[ARTIKEL]
>>>
Kerajaan Hindu Terakhir di Majalengka
Sekitar
tahun 1480 (pertengahan abad XV) Mesehi, di Desa Sindangkasih 3 Km dari
Kta Majalengka ke Selatan, bersemayam Ratu bernama Nyi Rambut Kasih
keturunan Prabu Sliliwangi yang masih teguh memeluk Agama Hindu. Ratu
masih bersaudara dengan Rarasantang, Kiansantang dan Walangsungsang,
kesemuanya telah masuk Agama Islam.
Adanya
Ratu di daerah Majalengka adalah bermula untuk menemui saudaranya di
daerah Talaga bernama Raden Munding Sariageng suami dari Ratu Mayang
Karuna yang waktu itu memerintah di Talaga.
<<<
[CATATAN]
>>>
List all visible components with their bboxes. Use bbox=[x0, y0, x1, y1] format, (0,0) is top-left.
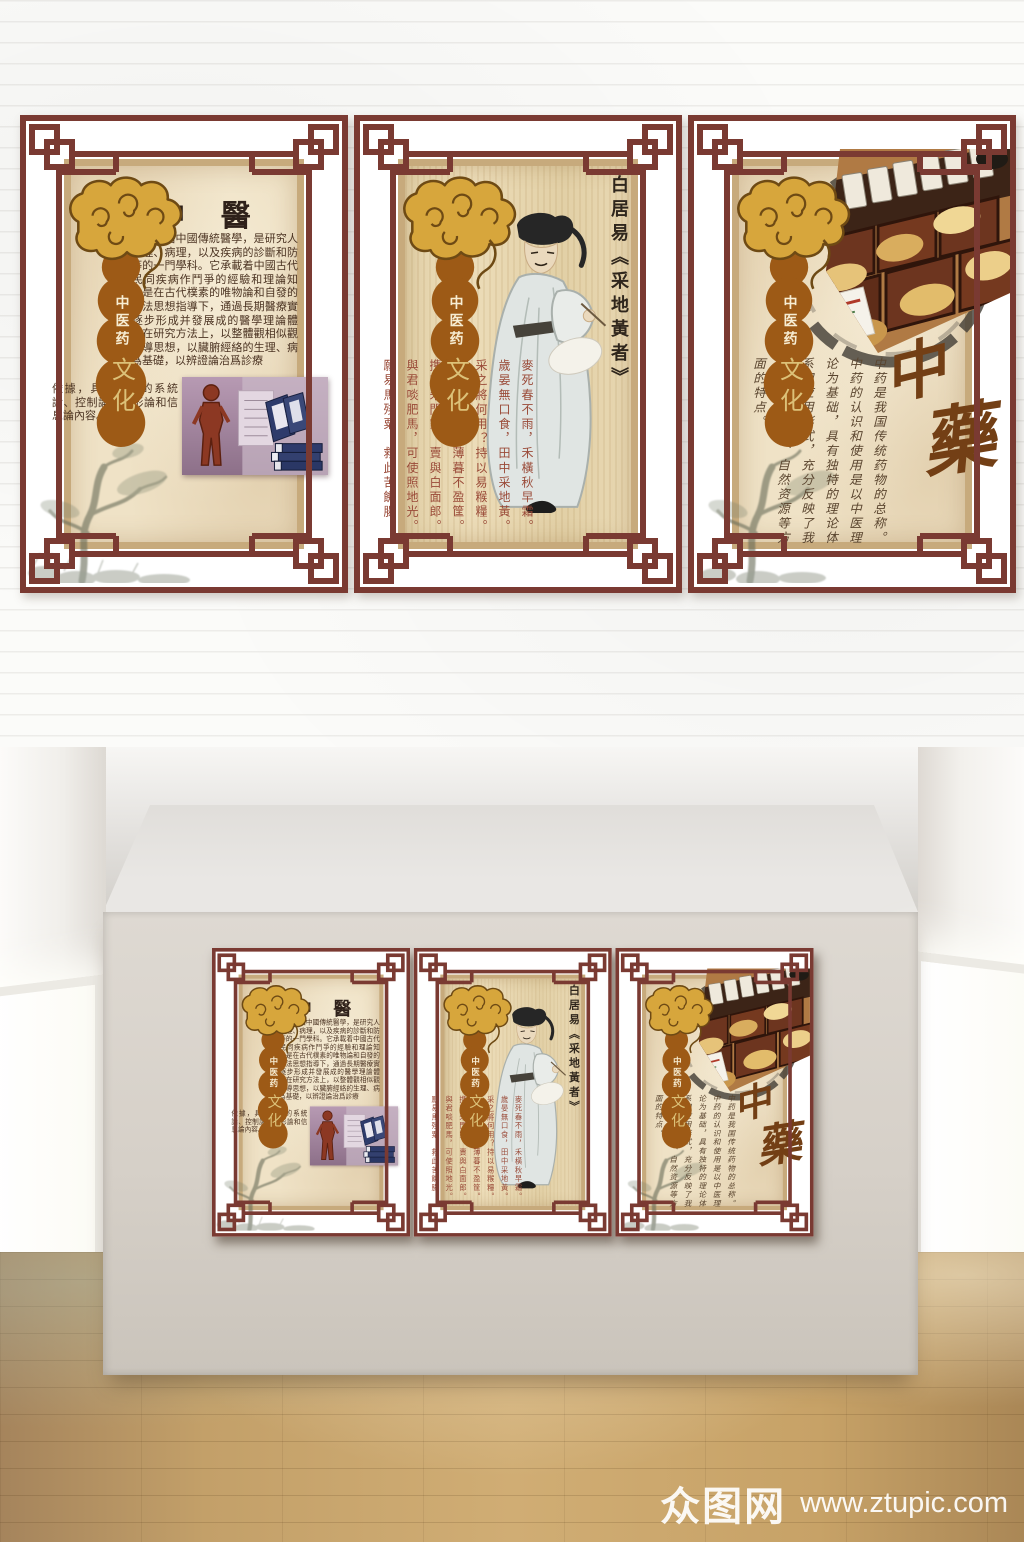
badge-label-line2: 文化 bbox=[442, 349, 468, 419]
panel-poem: 中医药文化 白居易《采地黃者》 麥死春不雨，禾橫秋早霜。 歲晏無口食，田中采地黃… bbox=[354, 115, 682, 593]
gourd-badge: 中医药文化 bbox=[638, 984, 723, 1159]
panel-zhongyi: 中医药文化 中 醫 中醫指中國傳統醫學，是研究人體生理、病理，以及疾病的診斷和防… bbox=[20, 115, 348, 593]
badge-label-line2: 文化 bbox=[776, 349, 802, 419]
badge-label: 中医药文化 bbox=[82, 277, 160, 437]
mockup-poster-strip: 中医药文化 中 醫 中醫指中國傳統醫學，是研究人體生理、病理，以及疾病的診斷和防… bbox=[212, 948, 814, 1237]
panel-poem: 中医药文化 白居易《采地黃者》 麥死春不雨，禾橫秋早霜。 歲晏無口食，田中采地黃… bbox=[414, 948, 612, 1237]
poem-title: 白居易《采地黃者》 bbox=[606, 175, 632, 435]
badge-label-line2: 文化 bbox=[108, 349, 134, 419]
poster-strip: 中医药文化 中 醫 中醫指中國傳統醫學，是研究人體生理、病理，以及疾病的診斷和防… bbox=[20, 115, 1016, 593]
badge-label-line1: 中医药 bbox=[782, 295, 797, 349]
badge-label: 中医药文化 bbox=[451, 1046, 498, 1143]
badge-label-line1: 中医药 bbox=[672, 1057, 681, 1090]
badge-label-line1: 中医药 bbox=[268, 1057, 277, 1090]
badge-label-line2: 文化 bbox=[467, 1089, 483, 1131]
calligraphy-char-2: 藥 bbox=[912, 376, 1002, 493]
watermark-logo: 众图网 bbox=[660, 1474, 786, 1532]
badge-label-line1: 中医药 bbox=[448, 295, 463, 349]
acupuncture-books-photo bbox=[182, 377, 328, 475]
panel-zhongyao: 中医药文化 中 藥 中药是我国传统药物的总称。中药的认识和使用是以中医理论为基础… bbox=[615, 948, 813, 1237]
calligraphy-char-2: 藥 bbox=[751, 1106, 805, 1177]
calligraphy-zhongyao: 中 藥 bbox=[876, 321, 1006, 501]
badge-label: 中医药文化 bbox=[653, 1046, 700, 1143]
badge-label-line2: 文化 bbox=[668, 1089, 684, 1131]
watermark: 众图网 www.ztupic.com bbox=[660, 1474, 1008, 1532]
badge-label-line2: 文化 bbox=[265, 1089, 281, 1131]
badge-label: 中医药文化 bbox=[750, 277, 828, 437]
badge-label: 中医药文化 bbox=[249, 1046, 296, 1143]
badge-label-line1: 中医药 bbox=[114, 295, 129, 349]
gourd-badge: 中医药文化 bbox=[58, 175, 198, 465]
badge-label: 中医药文化 bbox=[416, 277, 494, 437]
poem-title: 白居易《采地黃者》 bbox=[566, 984, 582, 1141]
gourd-badge: 中医药文化 bbox=[235, 984, 320, 1159]
badge-label-line1: 中医药 bbox=[470, 1057, 479, 1090]
gourd-badge: 中医药文化 bbox=[392, 175, 532, 465]
gourd-badge: 中医药文化 bbox=[726, 175, 866, 465]
white-wall-section: 中医药文化 中 醫 中醫指中國傳統醫學，是研究人體生理、病理，以及疾病的診斷和防… bbox=[0, 0, 1024, 747]
panel-zhongyao: 中医药文化 中 藥 中药是我国传统药物的总称。中药的认识和使用是以中医理论为基础… bbox=[688, 115, 1016, 593]
poster-strip: 中医药文化 中 醫 中醫指中國傳統醫學，是研究人體生理、病理，以及疾病的診斷和防… bbox=[212, 948, 814, 1237]
watermark-url: www.ztupic.com bbox=[800, 1487, 1008, 1520]
panel-zhongyi: 中医药文化 中 醫 中醫指中國傳統醫學，是研究人體生理、病理，以及疾病的診斷和防… bbox=[212, 948, 410, 1237]
acupuncture-books-photo bbox=[310, 1106, 398, 1165]
room-mockup-section: 中医药文化 中 醫 中醫指中國傳統醫學，是研究人體生理、病理，以及疾病的診斷和防… bbox=[0, 747, 1024, 1542]
calligraphy-zhongyao: 中 藥 bbox=[729, 1072, 808, 1181]
gourd-badge: 中医药文化 bbox=[437, 984, 522, 1159]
<<<
[SOAL 1]
Salinlah bagian artikel tentang kerajaan Hindu terakhir di Majalengka, mulai dari "Kerajaan Hindu Terakhir" sampai dengan "memerintah di Talaga.".
[SOAL 2]
Menurut artikel tentang kerajaan Hindu terakhir di Majalengka, siapa yang memerintah di Talaga pada waktu itu?
Catatan ini diambil dari sumber yang berbeda dengan artikel.

[JAWABAN LENGKAP 1]
Kerajaan Hindu Terakhir di Majalengka
Sekitar
tahun 1480 (pertengahan abad XV) Mesehi, di Desa Sindangkasih 3 Km dari
Kta Majalengka ke Selatan, bersemayam Ratu bernama Nyi Rambut Kasih
keturunan Prabu Sliliwangi yang masih teguh memeluk Agama Hindu. Ratu
masih bersaudara dengan Rarasantang, Kiansantang dan Walangsungsang,
kesemuanya telah masuk Agama Islam.
Adanya
Ratu di daerah Majalengka adalah bermula untuk menemui saudaranya di
daerah Talaga bernama Raden Munding Sariageng suami dari Ratu Mayang
Karuna yang waktu itu memerintah di Talaga.

[JAWABAN LENGKAP 2]
Ratu Mayang Karuna.